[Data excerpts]
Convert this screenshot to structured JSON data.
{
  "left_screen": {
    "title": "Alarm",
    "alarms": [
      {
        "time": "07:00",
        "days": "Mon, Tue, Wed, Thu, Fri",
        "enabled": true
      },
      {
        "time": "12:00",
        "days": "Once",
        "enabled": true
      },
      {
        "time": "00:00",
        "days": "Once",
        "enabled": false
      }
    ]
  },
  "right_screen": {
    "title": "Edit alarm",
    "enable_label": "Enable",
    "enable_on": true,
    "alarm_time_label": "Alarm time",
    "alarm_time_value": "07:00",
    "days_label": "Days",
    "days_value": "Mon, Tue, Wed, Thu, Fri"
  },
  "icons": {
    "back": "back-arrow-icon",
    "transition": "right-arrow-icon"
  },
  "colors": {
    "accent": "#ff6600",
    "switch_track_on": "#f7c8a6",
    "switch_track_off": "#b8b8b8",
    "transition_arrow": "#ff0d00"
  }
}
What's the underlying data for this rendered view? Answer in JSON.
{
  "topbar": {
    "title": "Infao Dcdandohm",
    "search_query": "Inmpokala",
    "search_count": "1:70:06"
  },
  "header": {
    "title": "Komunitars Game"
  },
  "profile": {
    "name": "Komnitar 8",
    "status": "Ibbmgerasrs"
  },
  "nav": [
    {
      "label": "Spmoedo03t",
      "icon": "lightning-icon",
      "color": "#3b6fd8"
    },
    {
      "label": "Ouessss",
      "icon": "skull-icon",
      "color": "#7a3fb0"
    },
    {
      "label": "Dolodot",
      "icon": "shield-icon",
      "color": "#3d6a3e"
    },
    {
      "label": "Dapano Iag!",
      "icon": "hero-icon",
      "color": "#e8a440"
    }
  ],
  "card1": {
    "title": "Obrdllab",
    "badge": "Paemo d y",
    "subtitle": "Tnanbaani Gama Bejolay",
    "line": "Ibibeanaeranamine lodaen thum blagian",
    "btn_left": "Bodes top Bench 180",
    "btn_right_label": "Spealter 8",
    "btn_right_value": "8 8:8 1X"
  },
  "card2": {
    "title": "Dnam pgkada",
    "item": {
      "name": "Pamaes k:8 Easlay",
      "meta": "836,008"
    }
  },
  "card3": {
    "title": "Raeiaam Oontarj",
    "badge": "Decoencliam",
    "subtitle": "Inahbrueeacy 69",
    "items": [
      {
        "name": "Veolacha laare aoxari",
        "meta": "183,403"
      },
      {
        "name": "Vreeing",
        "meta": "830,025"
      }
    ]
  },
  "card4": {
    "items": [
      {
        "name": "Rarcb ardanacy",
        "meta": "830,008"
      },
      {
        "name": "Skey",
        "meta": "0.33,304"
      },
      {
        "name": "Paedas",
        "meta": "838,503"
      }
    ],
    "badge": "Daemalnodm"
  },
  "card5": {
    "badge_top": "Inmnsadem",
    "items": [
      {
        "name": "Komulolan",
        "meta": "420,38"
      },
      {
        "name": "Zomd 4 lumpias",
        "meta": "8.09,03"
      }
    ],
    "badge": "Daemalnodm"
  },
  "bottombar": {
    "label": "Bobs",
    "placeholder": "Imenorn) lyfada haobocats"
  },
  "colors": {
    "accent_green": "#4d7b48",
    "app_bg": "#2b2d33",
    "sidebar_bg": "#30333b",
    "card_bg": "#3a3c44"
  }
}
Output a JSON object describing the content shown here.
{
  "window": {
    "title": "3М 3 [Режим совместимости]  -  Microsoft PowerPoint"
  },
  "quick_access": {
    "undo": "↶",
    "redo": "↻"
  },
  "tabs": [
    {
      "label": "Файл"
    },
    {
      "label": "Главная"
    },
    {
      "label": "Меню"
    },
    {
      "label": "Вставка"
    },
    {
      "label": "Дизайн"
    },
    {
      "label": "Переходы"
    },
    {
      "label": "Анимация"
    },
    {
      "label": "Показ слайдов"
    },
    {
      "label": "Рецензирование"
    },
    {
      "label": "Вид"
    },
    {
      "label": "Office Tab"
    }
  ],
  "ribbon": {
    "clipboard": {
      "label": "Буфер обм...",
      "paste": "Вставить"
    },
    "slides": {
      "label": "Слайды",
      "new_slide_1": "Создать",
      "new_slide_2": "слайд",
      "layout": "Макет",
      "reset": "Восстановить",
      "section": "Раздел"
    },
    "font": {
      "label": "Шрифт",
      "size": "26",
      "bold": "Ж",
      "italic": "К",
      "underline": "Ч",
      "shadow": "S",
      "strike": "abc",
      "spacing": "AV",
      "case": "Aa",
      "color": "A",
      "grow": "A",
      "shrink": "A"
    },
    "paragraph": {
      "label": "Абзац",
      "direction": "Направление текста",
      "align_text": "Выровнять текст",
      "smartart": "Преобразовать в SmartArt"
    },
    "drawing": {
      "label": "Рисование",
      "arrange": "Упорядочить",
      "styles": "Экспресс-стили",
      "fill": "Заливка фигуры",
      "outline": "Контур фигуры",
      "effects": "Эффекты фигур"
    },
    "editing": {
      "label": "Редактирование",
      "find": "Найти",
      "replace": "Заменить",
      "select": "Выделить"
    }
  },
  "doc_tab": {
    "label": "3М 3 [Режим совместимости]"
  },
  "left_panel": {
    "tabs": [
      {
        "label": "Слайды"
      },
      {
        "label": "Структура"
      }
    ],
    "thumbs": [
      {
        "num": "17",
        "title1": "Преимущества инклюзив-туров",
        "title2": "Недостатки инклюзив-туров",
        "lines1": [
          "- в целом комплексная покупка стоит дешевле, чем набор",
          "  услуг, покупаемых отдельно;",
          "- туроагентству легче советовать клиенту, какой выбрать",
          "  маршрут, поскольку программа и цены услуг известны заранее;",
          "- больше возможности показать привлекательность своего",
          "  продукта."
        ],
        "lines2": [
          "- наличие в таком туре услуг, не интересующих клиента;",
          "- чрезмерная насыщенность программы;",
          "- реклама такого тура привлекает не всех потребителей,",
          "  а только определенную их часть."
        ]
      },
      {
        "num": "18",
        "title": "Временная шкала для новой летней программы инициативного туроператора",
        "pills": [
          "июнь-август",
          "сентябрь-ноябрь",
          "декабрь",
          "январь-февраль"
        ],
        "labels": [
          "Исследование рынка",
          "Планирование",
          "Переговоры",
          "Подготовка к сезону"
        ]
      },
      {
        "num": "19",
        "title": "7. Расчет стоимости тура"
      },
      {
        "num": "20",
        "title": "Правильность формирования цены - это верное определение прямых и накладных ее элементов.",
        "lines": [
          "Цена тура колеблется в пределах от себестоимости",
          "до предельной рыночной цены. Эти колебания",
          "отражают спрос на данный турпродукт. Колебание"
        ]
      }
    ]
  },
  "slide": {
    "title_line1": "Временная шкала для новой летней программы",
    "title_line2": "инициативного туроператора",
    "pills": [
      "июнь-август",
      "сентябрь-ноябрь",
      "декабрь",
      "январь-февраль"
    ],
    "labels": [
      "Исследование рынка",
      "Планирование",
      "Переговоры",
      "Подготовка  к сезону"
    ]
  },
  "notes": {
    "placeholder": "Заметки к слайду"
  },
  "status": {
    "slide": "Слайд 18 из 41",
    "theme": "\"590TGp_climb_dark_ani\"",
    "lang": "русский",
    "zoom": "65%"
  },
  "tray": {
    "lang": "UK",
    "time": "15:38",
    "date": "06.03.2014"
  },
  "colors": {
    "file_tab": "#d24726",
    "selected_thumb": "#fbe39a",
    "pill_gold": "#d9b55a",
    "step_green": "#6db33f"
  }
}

### STATED TASK
From the data above, gather every line that includes the word "рынка".

### WRITTEN ANSWER
          "Исследование рынка",
      "Исследование рынка",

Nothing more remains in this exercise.